— THE EXERCISE —
In the records below, count every line containing "zmienna". Reply with the number only.

— Saved entries —
####
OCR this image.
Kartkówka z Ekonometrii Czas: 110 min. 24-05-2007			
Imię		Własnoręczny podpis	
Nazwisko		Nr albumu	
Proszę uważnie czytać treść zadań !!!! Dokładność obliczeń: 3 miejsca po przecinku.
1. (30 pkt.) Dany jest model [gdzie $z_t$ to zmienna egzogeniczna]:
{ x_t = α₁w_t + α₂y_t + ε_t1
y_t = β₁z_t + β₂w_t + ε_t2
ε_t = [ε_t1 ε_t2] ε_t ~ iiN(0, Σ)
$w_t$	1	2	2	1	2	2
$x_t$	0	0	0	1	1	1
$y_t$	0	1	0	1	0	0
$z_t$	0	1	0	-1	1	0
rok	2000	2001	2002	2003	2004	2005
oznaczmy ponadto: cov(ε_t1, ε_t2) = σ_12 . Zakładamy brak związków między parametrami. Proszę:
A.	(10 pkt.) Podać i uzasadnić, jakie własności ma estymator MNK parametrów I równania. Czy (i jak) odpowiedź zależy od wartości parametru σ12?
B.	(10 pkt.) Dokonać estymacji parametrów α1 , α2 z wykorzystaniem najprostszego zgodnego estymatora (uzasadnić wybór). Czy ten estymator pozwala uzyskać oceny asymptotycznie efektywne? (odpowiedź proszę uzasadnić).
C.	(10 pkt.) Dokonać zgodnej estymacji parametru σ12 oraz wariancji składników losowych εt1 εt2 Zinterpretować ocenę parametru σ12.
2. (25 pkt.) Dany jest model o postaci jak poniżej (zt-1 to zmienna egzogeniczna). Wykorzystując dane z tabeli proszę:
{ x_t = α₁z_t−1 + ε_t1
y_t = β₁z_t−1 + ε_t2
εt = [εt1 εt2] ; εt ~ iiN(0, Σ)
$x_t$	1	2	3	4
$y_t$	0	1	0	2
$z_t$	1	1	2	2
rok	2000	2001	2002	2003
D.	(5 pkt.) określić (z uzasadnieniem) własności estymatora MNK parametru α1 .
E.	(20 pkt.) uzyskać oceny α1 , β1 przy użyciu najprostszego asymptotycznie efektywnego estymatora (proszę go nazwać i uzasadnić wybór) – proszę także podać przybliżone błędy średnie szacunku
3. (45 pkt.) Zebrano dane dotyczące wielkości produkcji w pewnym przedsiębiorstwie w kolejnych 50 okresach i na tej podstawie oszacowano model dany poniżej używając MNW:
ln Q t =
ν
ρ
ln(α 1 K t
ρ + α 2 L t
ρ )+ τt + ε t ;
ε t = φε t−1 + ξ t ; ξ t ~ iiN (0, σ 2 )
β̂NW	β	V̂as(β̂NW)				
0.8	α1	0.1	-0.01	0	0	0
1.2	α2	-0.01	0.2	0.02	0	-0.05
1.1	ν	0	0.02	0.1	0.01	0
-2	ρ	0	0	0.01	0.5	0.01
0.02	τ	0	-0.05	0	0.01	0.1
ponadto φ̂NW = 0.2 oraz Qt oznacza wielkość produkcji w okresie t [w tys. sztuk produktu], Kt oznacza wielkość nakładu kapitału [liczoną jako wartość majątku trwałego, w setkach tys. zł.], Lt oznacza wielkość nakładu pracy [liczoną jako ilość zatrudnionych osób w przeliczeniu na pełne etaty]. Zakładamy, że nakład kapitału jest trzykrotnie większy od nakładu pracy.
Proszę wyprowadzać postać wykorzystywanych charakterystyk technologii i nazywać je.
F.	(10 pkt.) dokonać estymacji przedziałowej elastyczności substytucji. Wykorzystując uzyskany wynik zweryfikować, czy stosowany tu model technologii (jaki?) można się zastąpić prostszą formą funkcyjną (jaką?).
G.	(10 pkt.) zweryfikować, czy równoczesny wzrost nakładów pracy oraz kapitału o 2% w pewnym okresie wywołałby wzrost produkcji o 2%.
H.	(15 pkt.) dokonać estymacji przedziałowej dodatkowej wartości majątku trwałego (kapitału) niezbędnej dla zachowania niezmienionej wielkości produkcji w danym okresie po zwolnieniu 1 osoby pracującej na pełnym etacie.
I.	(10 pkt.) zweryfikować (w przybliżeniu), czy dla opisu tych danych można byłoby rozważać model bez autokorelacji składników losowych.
####
— ANSWER TO THIS TASK —
2